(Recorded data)
* * *
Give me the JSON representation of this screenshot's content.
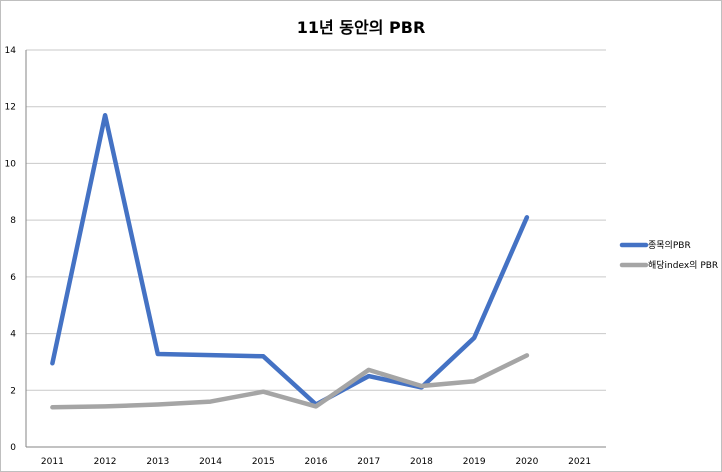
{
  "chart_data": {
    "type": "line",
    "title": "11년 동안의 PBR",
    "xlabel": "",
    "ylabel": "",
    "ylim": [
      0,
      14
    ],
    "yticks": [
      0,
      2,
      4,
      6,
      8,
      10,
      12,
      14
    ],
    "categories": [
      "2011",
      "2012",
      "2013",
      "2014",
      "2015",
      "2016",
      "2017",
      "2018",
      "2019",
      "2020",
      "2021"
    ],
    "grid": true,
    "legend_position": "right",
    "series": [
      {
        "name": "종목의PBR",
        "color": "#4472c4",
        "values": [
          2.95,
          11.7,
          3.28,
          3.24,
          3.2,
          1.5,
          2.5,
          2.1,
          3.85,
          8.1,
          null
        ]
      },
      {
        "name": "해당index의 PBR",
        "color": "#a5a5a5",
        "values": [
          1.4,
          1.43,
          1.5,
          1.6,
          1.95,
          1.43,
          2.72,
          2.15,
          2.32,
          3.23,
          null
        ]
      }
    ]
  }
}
* * *
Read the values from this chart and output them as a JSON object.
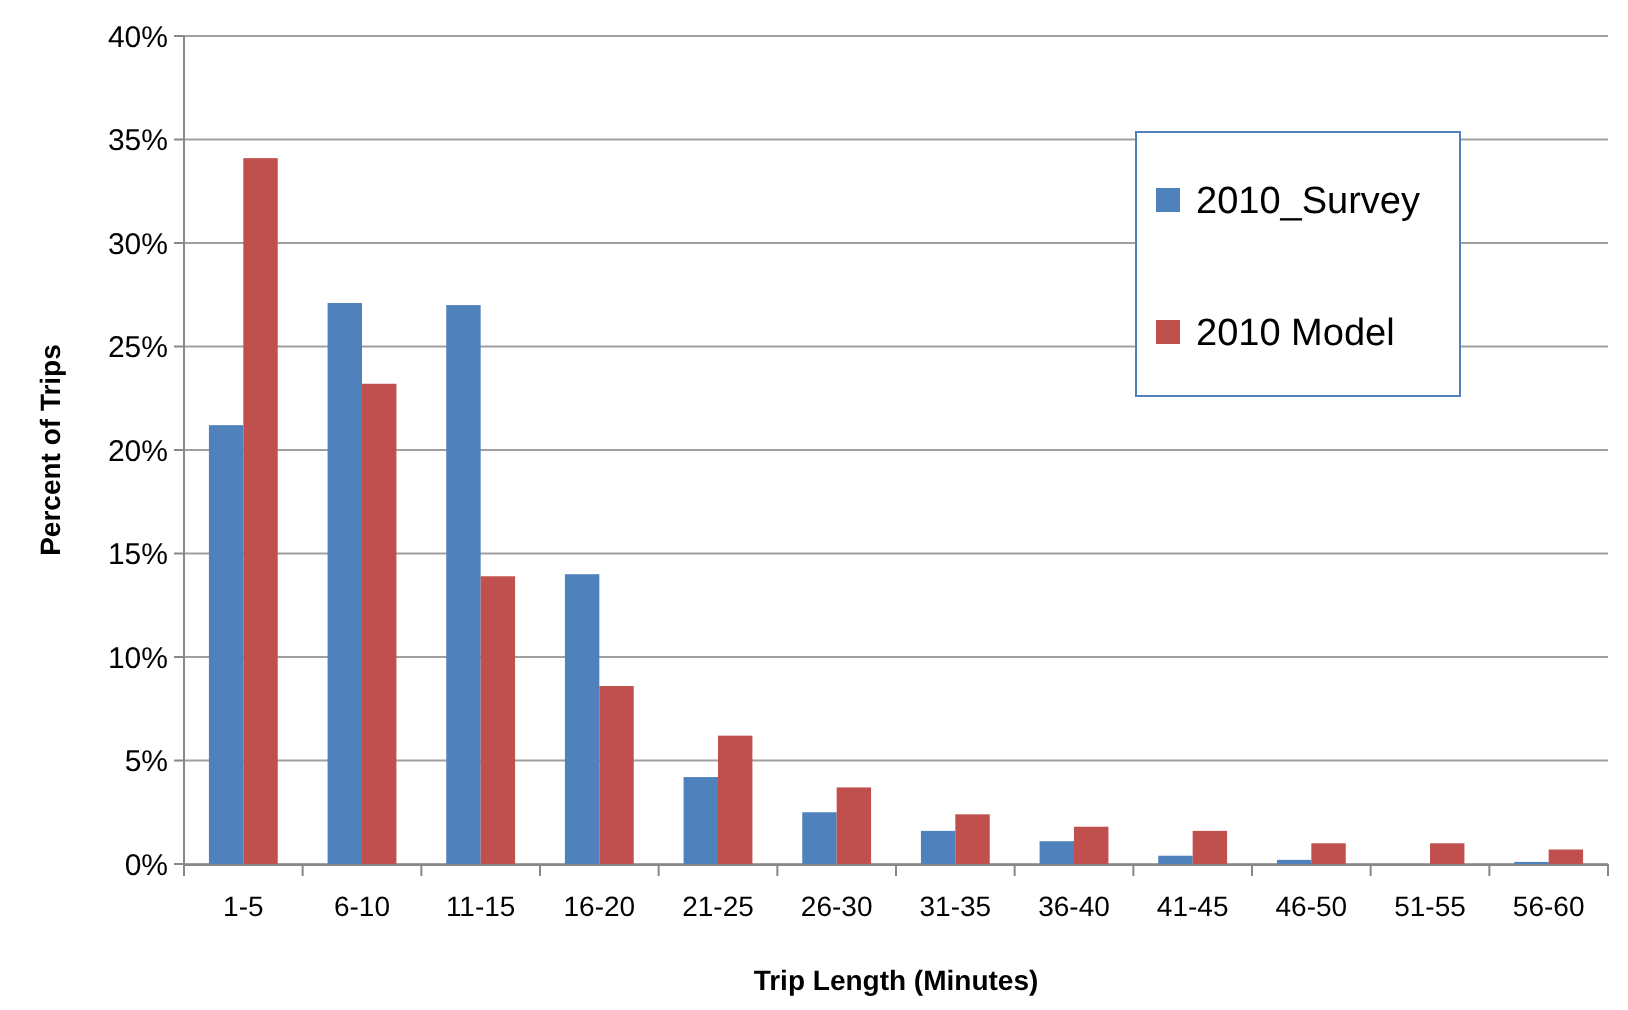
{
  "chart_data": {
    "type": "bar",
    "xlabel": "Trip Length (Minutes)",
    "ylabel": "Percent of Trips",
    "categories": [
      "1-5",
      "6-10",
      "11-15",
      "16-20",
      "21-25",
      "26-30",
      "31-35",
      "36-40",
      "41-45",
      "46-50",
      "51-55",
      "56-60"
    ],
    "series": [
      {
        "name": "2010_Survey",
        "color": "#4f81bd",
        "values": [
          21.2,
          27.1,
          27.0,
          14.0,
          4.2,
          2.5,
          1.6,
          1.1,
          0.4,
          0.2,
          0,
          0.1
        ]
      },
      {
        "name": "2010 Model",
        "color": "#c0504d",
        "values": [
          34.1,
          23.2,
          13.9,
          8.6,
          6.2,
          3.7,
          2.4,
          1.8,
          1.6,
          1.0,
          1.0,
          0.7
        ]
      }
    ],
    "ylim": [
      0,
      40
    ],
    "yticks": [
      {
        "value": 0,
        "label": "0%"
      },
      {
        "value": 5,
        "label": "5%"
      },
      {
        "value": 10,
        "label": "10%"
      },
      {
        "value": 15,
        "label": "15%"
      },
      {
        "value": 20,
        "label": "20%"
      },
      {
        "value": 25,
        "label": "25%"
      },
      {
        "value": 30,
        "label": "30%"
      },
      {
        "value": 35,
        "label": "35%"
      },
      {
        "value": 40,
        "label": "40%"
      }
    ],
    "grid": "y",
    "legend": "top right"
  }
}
* * *
Across the entries above, how many lines contain "JSON"? Provide only the count.

-- The result --
2